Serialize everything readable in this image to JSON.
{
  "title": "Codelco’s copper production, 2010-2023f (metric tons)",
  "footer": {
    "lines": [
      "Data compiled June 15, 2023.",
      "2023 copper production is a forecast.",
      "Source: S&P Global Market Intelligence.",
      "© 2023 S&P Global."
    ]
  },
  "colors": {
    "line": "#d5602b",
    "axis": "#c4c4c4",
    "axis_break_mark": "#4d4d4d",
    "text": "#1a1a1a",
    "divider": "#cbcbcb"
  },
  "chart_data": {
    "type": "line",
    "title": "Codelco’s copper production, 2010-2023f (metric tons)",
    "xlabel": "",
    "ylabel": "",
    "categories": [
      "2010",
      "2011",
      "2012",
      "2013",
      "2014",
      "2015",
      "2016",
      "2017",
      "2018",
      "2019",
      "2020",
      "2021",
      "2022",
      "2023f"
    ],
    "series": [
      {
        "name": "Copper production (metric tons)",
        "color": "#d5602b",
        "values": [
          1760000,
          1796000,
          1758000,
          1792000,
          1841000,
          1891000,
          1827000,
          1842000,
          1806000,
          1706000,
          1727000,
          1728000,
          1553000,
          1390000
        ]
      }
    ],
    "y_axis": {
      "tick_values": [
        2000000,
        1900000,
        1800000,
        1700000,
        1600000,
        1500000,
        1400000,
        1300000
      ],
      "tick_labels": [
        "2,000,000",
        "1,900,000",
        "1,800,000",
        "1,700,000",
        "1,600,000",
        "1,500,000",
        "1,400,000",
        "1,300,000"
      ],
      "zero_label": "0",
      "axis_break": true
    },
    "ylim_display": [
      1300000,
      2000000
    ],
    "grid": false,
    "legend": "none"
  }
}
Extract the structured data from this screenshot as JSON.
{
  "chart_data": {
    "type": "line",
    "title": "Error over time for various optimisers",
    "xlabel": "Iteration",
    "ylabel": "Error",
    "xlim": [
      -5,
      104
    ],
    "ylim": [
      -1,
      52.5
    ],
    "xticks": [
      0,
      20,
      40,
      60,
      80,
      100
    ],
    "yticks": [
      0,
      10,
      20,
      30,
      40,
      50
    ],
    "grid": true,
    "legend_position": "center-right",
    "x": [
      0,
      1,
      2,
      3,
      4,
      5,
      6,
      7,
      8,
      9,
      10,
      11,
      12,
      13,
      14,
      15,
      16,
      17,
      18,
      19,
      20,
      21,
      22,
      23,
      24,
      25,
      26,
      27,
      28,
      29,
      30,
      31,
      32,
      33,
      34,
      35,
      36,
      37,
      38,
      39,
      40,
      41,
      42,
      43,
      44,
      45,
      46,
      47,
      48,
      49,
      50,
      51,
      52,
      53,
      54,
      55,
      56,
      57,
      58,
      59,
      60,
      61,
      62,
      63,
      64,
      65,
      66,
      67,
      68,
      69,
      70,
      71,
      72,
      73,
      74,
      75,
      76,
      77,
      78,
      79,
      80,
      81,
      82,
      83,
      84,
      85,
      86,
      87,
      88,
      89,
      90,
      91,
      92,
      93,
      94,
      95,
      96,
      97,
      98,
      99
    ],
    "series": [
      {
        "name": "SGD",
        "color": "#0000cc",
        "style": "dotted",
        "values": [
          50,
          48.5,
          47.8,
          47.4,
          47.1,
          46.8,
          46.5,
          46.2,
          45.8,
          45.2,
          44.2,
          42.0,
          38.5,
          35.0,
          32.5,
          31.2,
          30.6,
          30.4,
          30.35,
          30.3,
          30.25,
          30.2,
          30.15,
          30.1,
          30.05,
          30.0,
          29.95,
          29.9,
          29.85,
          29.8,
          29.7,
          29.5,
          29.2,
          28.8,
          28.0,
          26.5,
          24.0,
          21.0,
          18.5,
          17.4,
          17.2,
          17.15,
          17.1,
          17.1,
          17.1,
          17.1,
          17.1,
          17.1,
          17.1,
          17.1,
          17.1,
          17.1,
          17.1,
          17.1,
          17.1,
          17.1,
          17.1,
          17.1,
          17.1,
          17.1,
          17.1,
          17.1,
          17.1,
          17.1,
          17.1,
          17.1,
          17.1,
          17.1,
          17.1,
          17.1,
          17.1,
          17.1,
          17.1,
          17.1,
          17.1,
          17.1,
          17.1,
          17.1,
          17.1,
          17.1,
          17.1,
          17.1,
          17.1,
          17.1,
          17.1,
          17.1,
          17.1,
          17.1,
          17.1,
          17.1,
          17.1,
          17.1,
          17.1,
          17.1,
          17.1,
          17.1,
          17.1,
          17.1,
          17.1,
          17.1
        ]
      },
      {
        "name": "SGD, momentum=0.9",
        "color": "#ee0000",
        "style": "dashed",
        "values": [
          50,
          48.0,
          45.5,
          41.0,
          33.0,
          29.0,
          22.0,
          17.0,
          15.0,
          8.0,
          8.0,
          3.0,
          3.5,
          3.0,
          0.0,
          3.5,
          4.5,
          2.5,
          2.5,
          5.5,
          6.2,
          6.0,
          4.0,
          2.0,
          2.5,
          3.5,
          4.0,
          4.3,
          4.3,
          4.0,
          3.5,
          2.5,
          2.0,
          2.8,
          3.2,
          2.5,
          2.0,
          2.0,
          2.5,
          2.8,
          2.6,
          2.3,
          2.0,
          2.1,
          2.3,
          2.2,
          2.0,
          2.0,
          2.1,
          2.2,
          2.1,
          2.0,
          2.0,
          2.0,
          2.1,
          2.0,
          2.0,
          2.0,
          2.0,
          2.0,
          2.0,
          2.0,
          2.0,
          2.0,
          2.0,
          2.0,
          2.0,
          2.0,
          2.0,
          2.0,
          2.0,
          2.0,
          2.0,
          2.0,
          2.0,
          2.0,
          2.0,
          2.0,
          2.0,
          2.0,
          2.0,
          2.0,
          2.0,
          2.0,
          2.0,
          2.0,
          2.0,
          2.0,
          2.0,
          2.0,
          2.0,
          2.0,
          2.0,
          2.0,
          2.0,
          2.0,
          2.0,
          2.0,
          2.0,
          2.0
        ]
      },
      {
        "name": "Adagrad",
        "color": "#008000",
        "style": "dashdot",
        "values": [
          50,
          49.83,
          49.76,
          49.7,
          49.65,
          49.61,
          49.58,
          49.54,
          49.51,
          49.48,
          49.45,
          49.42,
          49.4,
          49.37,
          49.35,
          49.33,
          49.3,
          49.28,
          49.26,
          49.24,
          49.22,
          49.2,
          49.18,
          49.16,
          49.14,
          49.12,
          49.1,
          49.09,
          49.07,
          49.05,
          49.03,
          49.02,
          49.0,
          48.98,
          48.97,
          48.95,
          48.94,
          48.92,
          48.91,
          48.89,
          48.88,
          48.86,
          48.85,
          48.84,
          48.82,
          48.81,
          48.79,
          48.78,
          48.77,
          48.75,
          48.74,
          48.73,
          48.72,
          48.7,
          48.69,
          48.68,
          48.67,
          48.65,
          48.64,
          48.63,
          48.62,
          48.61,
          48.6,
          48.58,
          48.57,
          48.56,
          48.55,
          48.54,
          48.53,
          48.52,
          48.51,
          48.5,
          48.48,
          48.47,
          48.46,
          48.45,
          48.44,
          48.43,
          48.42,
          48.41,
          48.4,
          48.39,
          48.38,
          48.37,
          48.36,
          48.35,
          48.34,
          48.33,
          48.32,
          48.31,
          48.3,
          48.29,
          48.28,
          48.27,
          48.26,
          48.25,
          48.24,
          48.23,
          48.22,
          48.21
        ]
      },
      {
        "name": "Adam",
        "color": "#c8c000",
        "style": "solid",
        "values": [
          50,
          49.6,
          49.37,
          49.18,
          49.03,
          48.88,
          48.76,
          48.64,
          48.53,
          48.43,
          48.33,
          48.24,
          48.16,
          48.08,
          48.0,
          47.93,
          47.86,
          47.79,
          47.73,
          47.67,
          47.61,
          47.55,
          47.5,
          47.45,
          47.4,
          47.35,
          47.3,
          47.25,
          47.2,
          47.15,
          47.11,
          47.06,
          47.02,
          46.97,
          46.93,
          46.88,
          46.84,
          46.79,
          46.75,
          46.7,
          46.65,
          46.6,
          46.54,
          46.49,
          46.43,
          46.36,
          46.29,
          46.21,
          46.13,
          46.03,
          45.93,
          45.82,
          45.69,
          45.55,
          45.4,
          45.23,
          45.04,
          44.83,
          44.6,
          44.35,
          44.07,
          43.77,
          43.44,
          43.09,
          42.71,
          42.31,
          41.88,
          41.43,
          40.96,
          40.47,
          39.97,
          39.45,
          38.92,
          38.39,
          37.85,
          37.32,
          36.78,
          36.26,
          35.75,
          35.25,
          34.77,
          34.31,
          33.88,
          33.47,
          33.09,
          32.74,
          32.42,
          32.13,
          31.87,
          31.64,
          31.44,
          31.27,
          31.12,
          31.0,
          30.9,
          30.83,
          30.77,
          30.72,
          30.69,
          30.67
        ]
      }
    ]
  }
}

### EXERCISE TASK
Using the listing above, pick out each line that contains the word "Global", then copy it.

### RESPONSE TO THIS EXERCISE
      "Source: S&P Global Market Intelligence.",
      "© 2023 S&P Global."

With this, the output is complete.